Search the material for "Save" and show all lines that contain it.

------------------------------------

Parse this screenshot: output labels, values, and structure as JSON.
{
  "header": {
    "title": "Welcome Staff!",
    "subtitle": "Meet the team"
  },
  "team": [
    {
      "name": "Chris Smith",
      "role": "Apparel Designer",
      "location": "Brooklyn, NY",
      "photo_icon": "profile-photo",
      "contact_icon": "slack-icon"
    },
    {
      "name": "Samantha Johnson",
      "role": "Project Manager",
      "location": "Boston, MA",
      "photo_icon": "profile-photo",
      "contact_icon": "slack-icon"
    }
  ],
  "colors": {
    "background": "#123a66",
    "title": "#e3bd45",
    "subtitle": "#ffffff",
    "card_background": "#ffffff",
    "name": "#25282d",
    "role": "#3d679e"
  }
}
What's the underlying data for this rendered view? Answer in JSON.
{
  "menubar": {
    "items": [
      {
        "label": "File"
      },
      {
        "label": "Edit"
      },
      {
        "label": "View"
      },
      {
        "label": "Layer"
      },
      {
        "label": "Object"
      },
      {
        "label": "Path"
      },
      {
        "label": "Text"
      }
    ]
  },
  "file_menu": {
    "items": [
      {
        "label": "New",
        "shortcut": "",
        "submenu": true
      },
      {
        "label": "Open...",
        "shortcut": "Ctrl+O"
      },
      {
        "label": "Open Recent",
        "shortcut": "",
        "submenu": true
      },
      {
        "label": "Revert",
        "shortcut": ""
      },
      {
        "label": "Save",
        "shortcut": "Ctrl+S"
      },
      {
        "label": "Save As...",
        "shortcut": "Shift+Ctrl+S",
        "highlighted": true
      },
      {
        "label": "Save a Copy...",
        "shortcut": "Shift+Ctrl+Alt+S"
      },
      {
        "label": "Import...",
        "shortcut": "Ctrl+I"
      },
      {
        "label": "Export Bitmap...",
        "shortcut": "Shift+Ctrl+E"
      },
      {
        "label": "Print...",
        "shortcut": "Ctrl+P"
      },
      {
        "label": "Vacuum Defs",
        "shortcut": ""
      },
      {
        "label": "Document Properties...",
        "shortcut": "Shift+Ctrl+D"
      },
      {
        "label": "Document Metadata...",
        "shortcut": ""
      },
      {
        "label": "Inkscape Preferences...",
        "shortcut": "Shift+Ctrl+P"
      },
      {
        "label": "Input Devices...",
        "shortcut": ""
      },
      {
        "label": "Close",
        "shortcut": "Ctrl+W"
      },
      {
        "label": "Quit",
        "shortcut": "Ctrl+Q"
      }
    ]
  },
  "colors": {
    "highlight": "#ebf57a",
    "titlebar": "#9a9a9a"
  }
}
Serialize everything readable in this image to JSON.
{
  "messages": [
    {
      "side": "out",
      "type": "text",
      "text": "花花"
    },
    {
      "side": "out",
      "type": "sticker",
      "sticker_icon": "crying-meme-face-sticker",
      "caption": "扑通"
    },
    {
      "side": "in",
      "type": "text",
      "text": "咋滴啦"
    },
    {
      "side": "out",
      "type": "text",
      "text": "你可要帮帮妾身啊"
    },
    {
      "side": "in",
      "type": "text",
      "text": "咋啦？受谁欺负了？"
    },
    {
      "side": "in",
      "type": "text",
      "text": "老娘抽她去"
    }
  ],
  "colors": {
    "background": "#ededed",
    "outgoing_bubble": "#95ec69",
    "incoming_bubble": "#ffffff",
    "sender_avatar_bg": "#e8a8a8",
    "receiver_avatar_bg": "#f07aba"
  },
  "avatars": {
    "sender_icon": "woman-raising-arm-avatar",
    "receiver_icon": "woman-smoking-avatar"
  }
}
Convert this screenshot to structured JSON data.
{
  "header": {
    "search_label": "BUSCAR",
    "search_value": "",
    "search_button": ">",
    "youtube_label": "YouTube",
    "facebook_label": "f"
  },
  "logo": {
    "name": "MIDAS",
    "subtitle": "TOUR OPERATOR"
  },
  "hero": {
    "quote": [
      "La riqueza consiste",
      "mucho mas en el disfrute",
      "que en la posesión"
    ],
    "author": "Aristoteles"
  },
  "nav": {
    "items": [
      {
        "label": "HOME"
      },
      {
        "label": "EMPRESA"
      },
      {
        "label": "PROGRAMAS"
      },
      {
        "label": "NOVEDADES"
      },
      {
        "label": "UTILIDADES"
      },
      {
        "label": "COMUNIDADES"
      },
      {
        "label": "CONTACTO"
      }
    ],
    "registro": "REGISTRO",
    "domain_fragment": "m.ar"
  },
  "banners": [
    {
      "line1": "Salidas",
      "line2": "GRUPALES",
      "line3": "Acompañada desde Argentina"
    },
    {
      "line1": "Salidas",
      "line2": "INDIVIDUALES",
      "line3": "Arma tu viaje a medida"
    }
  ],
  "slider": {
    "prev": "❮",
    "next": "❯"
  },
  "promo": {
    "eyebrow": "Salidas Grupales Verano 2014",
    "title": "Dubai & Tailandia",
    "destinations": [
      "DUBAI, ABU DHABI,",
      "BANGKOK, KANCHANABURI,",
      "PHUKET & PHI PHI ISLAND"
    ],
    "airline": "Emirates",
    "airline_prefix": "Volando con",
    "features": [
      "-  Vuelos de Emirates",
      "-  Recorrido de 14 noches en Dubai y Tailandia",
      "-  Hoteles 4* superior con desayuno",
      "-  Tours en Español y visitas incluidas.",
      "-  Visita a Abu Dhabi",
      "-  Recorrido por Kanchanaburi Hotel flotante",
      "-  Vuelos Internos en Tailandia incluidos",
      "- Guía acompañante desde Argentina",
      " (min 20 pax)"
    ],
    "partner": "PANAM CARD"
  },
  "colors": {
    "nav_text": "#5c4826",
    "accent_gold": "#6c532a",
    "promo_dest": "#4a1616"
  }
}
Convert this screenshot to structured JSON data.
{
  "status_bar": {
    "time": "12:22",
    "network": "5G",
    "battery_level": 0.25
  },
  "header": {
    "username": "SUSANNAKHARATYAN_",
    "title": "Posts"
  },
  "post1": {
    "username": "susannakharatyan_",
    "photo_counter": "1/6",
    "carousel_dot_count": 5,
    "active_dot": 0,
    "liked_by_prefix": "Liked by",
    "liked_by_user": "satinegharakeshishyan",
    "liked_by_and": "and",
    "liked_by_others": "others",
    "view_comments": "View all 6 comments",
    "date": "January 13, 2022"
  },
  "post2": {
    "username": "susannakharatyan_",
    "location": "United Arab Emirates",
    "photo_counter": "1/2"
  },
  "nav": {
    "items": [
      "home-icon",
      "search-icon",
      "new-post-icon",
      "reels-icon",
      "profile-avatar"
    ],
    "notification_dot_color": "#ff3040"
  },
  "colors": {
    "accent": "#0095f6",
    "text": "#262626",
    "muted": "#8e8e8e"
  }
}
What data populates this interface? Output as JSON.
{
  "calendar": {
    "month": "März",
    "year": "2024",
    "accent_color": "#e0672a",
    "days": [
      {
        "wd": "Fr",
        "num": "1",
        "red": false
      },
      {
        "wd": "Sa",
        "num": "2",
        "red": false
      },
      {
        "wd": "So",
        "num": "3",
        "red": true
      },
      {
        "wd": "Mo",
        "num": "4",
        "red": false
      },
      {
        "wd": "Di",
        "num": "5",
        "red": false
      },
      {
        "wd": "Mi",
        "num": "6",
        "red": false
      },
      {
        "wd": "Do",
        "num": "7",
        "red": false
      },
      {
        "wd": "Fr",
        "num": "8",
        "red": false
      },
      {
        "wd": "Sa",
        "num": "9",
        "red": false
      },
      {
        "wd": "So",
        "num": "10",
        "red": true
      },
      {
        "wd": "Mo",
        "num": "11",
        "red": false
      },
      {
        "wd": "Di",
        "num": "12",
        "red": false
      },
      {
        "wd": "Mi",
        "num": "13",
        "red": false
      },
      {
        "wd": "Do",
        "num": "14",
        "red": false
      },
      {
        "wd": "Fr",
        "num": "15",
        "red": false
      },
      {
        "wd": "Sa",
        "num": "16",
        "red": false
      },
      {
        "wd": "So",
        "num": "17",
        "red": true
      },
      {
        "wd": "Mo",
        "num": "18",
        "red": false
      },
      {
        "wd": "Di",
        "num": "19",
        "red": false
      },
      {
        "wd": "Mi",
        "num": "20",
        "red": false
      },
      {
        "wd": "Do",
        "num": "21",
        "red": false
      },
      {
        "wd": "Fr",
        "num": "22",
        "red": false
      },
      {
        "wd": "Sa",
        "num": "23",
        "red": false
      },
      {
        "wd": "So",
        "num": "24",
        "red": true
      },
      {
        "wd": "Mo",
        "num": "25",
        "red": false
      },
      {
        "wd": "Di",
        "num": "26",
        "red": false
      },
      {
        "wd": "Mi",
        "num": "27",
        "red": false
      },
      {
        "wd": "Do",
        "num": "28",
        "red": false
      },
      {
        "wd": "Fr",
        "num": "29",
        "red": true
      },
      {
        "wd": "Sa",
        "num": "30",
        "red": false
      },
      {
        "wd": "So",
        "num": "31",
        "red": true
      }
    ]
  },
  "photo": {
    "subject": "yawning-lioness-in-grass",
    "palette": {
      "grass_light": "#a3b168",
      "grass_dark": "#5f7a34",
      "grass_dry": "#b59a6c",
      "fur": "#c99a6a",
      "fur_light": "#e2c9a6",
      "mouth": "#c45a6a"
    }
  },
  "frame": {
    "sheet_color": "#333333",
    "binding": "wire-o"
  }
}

------------------------------------

• **Full response**
        "label": "Save",
        "label": "Save As...",
        "label": "Save a Copy...",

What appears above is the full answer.